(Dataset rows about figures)

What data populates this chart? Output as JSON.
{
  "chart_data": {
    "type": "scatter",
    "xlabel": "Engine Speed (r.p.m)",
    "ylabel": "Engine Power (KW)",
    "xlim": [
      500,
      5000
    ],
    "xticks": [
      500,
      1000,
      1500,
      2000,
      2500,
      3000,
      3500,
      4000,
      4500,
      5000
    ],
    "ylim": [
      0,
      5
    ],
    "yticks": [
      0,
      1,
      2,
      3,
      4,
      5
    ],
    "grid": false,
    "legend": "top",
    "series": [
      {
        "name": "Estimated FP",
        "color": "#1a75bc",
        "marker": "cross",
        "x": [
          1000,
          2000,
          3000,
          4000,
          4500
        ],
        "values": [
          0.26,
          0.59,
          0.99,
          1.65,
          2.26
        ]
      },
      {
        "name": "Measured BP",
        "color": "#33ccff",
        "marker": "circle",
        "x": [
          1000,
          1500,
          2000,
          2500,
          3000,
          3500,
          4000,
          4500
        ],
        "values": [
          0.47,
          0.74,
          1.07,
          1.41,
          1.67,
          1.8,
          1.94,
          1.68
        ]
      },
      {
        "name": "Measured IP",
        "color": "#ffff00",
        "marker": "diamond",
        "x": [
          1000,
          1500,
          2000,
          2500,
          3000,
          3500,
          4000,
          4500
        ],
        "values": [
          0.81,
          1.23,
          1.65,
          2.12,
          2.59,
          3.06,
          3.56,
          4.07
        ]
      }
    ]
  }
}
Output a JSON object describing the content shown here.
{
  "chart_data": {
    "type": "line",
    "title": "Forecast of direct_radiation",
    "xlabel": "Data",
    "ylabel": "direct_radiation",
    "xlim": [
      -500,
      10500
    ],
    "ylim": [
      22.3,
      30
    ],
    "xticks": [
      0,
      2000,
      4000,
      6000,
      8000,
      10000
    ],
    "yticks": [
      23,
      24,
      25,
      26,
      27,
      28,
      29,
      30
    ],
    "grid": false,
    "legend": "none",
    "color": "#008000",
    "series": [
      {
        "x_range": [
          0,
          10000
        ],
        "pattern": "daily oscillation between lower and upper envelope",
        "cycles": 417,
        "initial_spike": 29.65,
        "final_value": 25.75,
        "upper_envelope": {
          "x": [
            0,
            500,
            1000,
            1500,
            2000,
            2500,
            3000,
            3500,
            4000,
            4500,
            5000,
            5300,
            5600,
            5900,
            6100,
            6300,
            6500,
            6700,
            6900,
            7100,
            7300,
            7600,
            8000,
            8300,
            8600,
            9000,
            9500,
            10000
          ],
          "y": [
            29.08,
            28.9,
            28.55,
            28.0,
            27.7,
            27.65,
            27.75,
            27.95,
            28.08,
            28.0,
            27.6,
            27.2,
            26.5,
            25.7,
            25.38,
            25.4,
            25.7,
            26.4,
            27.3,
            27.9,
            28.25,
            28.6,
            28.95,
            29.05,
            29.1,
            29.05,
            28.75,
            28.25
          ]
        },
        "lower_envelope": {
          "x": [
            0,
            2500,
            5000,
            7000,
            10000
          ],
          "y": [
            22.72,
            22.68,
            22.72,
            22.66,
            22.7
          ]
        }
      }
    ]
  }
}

GIVEN REQUEST
Each line of the material should be duplicated exactly, please.

RESPONSE TO THIS EXERCISE
What data populates this chart? Output as JSON.
{
  "chart_data": {
    "type": "scatter",
    "xlabel": "Engine Speed (r.p.m)",
    "ylabel": "Engine Power (KW)",
    "xlim": [
      500,
      5000
    ],
    "xticks": [
      500,
      1000,
      1500,
      2000,
      2500,
      3000,
      3500,
      4000,
      4500,
      5000
    ],
    "ylim": [
      0,
      5
    ],
    "yticks": [
      0,
      1,
      2,
      3,
      4,
      5
    ],
    "grid": false,
    "legend": "top",
    "series": [
      {
        "name": "Estimated FP",
        "color": "#1a75bc",
        "marker": "cross",
        "x": [
          1000,
          2000,
          3000,
          4000,
          4500
        ],
        "values": [
          0.26,
          0.59,
          0.99,
          1.65,
          2.26
        ]
      },
      {
        "name": "Measured BP",
        "color": "#33ccff",
        "marker": "circle",
        "x": [
          1000,
          1500,
          2000,
          2500,
          3000,
          3500,
          4000,
          4500
        ],
        "values": [
          0.47,
          0.74,
          1.07,
          1.41,
          1.67,
          1.8,
          1.94,
          1.68
        ]
      },
      {
        "name": "Measured IP",
        "color": "#ffff00",
        "marker": "diamond",
        "x": [
          1000,
          1500,
          2000,
          2500,
          3000,
          3500,
          4000,
          4500
        ],
        "values": [
          0.81,
          1.23,
          1.65,
          2.12,
          2.59,
          3.06,
          3.56,
          4.07
        ]
      }
    ]
  }
}
Output a JSON object describing the content shown here.
{
  "chart_data": {
    "type": "line",
    "title": "Forecast of direct_radiation",
    "xlabel": "Data",
    "ylabel": "direct_radiation",
    "xlim": [
      -500,
      10500
    ],
    "ylim": [
      22.3,
      30
    ],
    "xticks": [
      0,
      2000,
      4000,
      6000,
      8000,
      10000
    ],
    "yticks": [
      23,
      24,
      25,
      26,
      27,
      28,
      29,
      30
    ],
    "grid": false,
    "legend": "none",
    "color": "#008000",
    "series": [
      {
        "x_range": [
          0,
          10000
        ],
        "pattern": "daily oscillation between lower and upper envelope",
        "cycles": 417,
        "initial_spike": 29.65,
        "final_value": 25.75,
        "upper_envelope": {
          "x": [
            0,
            500,
            1000,
            1500,
            2000,
            2500,
            3000,
            3500,
            4000,
            4500,
            5000,
            5300,
            5600,
            5900,
            6100,
            6300,
            6500,
            6700,
            6900,
            7100,
            7300,
            7600,
            8000,
            8300,
            8600,
            9000,
            9500,
            10000
          ],
          "y": [
            29.08,
            28.9,
            28.55,
            28.0,
            27.7,
            27.65,
            27.75,
            27.95,
            28.08,
            28.0,
            27.6,
            27.2,
            26.5,
            25.7,
            25.38,
            25.4,
            25.7,
            26.4,
            27.3,
            27.9,
            28.25,
            28.6,
            28.95,
            29.05,
            29.1,
            29.05,
            28.75,
            28.25
          ]
        },
        "lower_envelope": {
          "x": [
            0,
            2500,
            5000,
            7000,
            10000
          ],
          "y": [
            22.72,
            22.68,
            22.72,
            22.66,
            22.7
          ]
        }
      }
    ]
  }
}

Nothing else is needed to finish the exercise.